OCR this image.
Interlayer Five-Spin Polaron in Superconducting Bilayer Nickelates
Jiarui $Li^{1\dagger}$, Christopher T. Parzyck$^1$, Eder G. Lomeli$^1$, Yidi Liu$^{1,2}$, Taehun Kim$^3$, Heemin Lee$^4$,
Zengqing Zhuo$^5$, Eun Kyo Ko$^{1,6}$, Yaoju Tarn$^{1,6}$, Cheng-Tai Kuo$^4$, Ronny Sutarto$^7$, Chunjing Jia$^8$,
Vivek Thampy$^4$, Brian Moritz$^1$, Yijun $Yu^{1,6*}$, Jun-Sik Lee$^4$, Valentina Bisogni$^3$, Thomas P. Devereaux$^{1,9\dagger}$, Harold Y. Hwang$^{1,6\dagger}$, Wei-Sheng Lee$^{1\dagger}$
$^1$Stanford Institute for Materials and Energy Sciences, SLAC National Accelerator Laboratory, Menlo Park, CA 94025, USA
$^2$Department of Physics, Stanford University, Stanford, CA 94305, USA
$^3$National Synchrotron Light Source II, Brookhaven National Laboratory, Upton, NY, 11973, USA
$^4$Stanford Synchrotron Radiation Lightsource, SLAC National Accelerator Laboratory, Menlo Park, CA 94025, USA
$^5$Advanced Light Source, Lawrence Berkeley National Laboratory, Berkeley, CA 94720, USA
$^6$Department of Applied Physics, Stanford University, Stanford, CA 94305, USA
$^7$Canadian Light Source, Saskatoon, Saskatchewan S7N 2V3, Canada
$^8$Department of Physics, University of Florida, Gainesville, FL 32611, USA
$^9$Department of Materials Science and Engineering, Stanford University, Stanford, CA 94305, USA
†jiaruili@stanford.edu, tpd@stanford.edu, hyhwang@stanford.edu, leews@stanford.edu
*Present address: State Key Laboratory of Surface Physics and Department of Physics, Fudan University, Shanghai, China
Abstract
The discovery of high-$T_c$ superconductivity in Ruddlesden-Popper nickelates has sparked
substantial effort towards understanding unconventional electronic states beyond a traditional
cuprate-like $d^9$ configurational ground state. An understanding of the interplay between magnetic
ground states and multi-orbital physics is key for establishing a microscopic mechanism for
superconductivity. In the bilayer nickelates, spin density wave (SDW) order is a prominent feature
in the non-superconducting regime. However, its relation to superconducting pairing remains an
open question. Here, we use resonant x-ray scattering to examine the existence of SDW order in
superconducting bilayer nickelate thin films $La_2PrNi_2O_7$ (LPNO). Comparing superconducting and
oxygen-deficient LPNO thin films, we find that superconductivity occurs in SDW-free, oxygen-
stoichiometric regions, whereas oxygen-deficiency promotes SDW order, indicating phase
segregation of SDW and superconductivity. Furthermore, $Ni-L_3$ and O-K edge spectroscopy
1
|---|
## What the task asks
Transcribe every entry word for word.

## Result of this task
OCR this image.
Interlayer Five-Spin Polaron in Superconducting Bilayer Nickelates
Jiarui $Li^{1\dagger}$, Christopher T. Parzyck$^1$, Eder G. Lomeli$^1$, Yidi Liu$^{1,2}$, Taehun Kim$^3$, Heemin Lee$^4$,
Zengqing Zhuo$^5$, Eun Kyo Ko$^{1,6}$, Yaoju Tarn$^{1,6}$, Cheng-Tai Kuo$^4$, Ronny Sutarto$^7$, Chunjing Jia$^8$,
Vivek Thampy$^4$, Brian Moritz$^1$, Yijun $Yu^{1,6*}$, Jun-Sik Lee$^4$, Valentina Bisogni$^3$, Thomas P. Devereaux$^{1,9\dagger}$, Harold Y. Hwang$^{1,6\dagger}$, Wei-Sheng Lee$^{1\dagger}$
$^1$Stanford Institute for Materials and Energy Sciences, SLAC National Accelerator Laboratory, Menlo Park, CA 94025, USA
$^2$Department of Physics, Stanford University, Stanford, CA 94305, USA
$^3$National Synchrotron Light Source II, Brookhaven National Laboratory, Upton, NY, 11973, USA
$^4$Stanford Synchrotron Radiation Lightsource, SLAC National Accelerator Laboratory, Menlo Park, CA 94025, USA
$^5$Advanced Light Source, Lawrence Berkeley National Laboratory, Berkeley, CA 94720, USA
$^6$Department of Applied Physics, Stanford University, Stanford, CA 94305, USA
$^7$Canadian Light Source, Saskatoon, Saskatchewan S7N 2V3, Canada
$^8$Department of Physics, University of Florida, Gainesville, FL 32611, USA
$^9$Department of Materials Science and Engineering, Stanford University, Stanford, CA 94305, USA
†jiaruili@stanford.edu, tpd@stanford.edu, hyhwang@stanford.edu, leews@stanford.edu
*Present address: State Key Laboratory of Surface Physics and Department of Physics, Fudan University, Shanghai, China
Abstract
The discovery of high-$T_c$ superconductivity in Ruddlesden-Popper nickelates has sparked
substantial effort towards understanding unconventional electronic states beyond a traditional
cuprate-like $d^9$ configurational ground state. An understanding of the interplay between magnetic
ground states and multi-orbital physics is key for establishing a microscopic mechanism for
superconductivity. In the bilayer nickelates, spin density wave (SDW) order is a prominent feature
in the non-superconducting regime. However, its relation to superconducting pairing remains an
open question. Here, we use resonant x-ray scattering to examine the existence of SDW order in
superconducting bilayer nickelate thin films $La_2PrNi_2O_7$ (LPNO). Comparing superconducting and
oxygen-deficient LPNO thin films, we find that superconductivity occurs in SDW-free, oxygen-
stoichiometric regions, whereas oxygen-deficiency promotes SDW order, indicating phase
segregation of SDW and superconductivity. Furthermore, $Ni-L_3$ and O-K edge spectroscopy
1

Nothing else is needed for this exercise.